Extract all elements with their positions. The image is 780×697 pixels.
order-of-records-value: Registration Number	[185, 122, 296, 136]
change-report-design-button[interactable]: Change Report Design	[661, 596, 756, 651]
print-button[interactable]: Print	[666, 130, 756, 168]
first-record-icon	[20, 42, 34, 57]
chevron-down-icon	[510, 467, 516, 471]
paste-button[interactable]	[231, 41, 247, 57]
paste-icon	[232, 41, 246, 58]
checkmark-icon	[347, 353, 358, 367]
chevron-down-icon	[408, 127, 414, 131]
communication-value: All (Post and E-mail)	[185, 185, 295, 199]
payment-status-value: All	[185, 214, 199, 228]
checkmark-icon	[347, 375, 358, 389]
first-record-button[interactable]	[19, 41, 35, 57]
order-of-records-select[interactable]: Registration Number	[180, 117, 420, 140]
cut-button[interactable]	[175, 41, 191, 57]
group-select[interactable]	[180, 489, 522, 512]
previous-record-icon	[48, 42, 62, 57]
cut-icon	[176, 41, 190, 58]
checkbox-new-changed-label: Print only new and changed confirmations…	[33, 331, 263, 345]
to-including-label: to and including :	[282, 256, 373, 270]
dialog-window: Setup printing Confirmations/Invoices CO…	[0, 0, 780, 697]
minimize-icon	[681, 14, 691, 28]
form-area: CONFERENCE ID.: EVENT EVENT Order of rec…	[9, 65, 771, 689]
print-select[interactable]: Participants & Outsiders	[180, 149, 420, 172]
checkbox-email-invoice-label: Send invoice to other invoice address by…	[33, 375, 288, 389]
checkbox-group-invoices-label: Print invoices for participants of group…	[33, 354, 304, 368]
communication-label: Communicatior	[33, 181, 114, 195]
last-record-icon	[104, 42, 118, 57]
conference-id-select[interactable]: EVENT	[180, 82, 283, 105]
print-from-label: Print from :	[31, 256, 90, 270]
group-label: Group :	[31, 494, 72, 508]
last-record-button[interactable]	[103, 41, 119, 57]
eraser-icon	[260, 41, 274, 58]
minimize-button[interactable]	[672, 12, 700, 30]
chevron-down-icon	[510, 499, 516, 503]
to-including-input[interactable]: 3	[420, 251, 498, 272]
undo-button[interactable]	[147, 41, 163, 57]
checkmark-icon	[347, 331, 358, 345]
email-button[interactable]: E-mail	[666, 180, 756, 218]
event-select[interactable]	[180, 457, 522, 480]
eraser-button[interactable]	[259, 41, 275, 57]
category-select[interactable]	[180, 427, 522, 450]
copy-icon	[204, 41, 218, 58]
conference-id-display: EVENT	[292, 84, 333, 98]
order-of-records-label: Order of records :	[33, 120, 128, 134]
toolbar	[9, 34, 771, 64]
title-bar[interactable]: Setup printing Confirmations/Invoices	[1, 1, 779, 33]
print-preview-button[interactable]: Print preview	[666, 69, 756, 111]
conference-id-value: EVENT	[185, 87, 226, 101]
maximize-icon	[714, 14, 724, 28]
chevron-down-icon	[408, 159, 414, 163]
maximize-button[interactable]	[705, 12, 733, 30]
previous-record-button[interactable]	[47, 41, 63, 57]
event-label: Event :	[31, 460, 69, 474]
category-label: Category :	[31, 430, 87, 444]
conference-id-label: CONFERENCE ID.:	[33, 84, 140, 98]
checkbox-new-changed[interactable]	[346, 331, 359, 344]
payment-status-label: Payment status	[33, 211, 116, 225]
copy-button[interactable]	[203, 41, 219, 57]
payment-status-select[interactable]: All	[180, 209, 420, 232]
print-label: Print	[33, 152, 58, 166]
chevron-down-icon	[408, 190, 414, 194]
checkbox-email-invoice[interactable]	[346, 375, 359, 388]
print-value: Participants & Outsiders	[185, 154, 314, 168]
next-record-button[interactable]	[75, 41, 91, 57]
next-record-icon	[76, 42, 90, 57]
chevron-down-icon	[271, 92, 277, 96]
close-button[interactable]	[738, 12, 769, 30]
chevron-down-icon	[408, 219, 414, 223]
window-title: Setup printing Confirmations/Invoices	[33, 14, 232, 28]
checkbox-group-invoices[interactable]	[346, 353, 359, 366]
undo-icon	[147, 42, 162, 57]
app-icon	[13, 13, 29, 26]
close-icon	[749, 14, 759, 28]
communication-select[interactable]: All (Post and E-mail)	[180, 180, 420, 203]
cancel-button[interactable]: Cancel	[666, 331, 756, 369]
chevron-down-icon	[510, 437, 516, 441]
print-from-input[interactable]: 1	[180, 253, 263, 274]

**Instructions to follow**
Reproduce the listing word for word, from its first line through the line containing "41, 35, 57]".

**Output**
Extract all elements with their positions. The image is 780×697 pixels.
order-of-records-value: Registration Number	[185, 122, 296, 136]
change-report-design-button[interactable]: Change Report Design	[661, 596, 756, 651]
print-button[interactable]: Print	[666, 130, 756, 168]
first-record-icon	[20, 42, 34, 57]
chevron-down-icon	[510, 467, 516, 471]
paste-button[interactable]	[231, 41, 247, 57]
paste-icon	[232, 41, 246, 58]
checkmark-icon	[347, 353, 358, 367]
chevron-down-icon	[408, 127, 414, 131]
communication-value: All (Post and E-mail)	[185, 185, 295, 199]
payment-status-value: All	[185, 214, 199, 228]
checkmark-icon	[347, 375, 358, 389]
first-record-button[interactable]	[19, 41, 35, 57]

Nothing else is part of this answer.